(REQUIREMENTS): Each entry has to be copied exactly, with nothing missed.

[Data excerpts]

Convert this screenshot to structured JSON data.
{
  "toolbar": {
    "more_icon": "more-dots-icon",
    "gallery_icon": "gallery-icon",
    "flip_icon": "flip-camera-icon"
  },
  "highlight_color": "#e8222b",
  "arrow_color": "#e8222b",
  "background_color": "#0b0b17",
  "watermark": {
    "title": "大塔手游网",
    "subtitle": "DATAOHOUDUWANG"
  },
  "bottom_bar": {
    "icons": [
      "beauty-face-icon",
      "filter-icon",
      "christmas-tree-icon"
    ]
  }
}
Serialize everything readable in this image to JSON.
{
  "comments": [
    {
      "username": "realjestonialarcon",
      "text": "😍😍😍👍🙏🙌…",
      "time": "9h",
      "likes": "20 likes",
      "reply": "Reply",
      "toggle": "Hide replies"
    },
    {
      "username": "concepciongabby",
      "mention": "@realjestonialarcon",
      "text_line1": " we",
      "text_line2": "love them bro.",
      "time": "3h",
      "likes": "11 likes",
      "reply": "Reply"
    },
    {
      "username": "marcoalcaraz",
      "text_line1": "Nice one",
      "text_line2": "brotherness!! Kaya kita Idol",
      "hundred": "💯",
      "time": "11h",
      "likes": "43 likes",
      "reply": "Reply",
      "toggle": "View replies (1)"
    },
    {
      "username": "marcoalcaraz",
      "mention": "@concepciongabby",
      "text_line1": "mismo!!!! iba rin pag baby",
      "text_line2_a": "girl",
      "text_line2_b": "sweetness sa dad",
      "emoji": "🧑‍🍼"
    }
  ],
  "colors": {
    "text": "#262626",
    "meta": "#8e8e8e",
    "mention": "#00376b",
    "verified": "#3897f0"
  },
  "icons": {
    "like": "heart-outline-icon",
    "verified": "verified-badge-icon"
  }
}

(SOLUTION TO THE PROBLEM):
Convert this screenshot to structured JSON data.
{
  "toolbar": {
    "more_icon": "more-dots-icon",
    "gallery_icon": "gallery-icon",
    "flip_icon": "flip-camera-icon"
  },
  "highlight_color": "#e8222b",
  "arrow_color": "#e8222b",
  "background_color": "#0b0b17",
  "watermark": {
    "title": "大塔手游网",
    "subtitle": "DATAOHOUDUWANG"
  },
  "bottom_bar": {
    "icons": [
      "beauty-face-icon",
      "filter-icon",
      "christmas-tree-icon"
    ]
  }
}
Serialize everything readable in this image to JSON.
{
  "comments": [
    {
      "username": "realjestonialarcon",
      "text": "😍😍😍👍🙏🙌…",
      "time": "9h",
      "likes": "20 likes",
      "reply": "Reply",
      "toggle": "Hide replies"
    },
    {
      "username": "concepciongabby",
      "mention": "@realjestonialarcon",
      "text_line1": " we",
      "text_line2": "love them bro.",
      "time": "3h",
      "likes": "11 likes",
      "reply": "Reply"
    },
    {
      "username": "marcoalcaraz",
      "text_line1": "Nice one",
      "text_line2": "brotherness!! Kaya kita Idol",
      "hundred": "💯",
      "time": "11h",
      "likes": "43 likes",
      "reply": "Reply",
      "toggle": "View replies (1)"
    },
    {
      "username": "marcoalcaraz",
      "mention": "@concepciongabby",
      "text_line1": "mismo!!!! iba rin pag baby",
      "text_line2_a": "girl",
      "text_line2_b": "sweetness sa dad",
      "emoji": "🧑‍🍼"
    }
  ],
  "colors": {
    "text": "#262626",
    "meta": "#8e8e8e",
    "mention": "#00376b",
    "verified": "#3897f0"
  },
  "icons": {
    "like": "heart-outline-icon",
    "verified": "verified-badge-icon"
  }
}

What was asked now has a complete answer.